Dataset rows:
------

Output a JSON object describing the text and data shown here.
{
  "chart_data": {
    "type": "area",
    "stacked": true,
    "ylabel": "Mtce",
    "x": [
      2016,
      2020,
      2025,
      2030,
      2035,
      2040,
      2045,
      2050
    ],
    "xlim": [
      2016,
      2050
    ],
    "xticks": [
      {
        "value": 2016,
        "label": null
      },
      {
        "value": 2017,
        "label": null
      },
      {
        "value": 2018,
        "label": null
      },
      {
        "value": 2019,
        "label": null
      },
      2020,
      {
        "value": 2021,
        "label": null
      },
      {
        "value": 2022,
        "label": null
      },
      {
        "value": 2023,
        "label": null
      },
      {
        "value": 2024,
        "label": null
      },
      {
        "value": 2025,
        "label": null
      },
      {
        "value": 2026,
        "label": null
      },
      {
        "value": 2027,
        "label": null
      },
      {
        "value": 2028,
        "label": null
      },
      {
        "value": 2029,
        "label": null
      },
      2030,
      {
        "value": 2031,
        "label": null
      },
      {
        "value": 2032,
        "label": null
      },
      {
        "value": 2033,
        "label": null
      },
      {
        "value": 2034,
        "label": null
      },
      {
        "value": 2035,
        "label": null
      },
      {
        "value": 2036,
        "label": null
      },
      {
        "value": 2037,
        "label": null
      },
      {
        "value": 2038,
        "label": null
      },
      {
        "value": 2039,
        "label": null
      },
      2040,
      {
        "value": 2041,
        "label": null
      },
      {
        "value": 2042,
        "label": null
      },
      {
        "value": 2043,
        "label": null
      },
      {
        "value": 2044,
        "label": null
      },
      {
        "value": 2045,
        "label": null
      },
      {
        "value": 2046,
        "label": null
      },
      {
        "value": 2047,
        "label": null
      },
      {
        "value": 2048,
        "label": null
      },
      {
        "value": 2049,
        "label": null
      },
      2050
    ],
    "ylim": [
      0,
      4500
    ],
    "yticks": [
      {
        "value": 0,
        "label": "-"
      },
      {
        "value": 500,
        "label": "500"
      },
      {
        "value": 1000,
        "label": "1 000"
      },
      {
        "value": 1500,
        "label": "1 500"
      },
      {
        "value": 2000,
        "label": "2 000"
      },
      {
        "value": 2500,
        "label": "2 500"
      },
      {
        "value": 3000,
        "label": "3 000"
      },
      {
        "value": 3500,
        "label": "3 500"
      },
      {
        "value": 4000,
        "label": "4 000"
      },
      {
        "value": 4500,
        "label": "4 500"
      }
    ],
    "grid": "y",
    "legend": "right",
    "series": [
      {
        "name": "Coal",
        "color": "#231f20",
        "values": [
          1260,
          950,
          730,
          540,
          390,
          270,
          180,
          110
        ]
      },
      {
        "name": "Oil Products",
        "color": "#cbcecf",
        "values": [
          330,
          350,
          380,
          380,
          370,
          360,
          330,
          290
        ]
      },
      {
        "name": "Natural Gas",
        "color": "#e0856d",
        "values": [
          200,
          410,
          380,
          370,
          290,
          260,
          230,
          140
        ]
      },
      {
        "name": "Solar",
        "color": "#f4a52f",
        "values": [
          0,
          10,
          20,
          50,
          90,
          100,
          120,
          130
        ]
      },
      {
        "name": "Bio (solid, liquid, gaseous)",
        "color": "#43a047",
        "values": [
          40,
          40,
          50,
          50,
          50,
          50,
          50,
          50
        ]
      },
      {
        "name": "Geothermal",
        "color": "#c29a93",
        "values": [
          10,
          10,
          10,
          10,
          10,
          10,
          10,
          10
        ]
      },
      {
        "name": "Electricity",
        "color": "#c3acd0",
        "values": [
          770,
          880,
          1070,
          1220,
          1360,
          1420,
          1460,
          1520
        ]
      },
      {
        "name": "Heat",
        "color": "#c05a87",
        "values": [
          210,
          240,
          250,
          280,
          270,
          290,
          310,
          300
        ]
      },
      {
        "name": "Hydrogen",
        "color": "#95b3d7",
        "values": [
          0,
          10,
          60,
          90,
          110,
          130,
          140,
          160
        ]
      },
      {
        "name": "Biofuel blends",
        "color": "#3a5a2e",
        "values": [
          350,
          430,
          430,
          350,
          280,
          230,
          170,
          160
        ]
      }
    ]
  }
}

------

- Prompt -
Find the lines above holding the word "name" and show them.

- The result -
        "name": "Coal",
        "name": "Oil Products",
        "name": "Natural Gas",
        "name": "Solar",
        "name": "Bio (solid, liquid, gaseous)",
        "name": "Geothermal",
        "name": "Electricity",
        "name": "Heat",
        "name": "Hydrogen",
        "name": "Biofuel blends",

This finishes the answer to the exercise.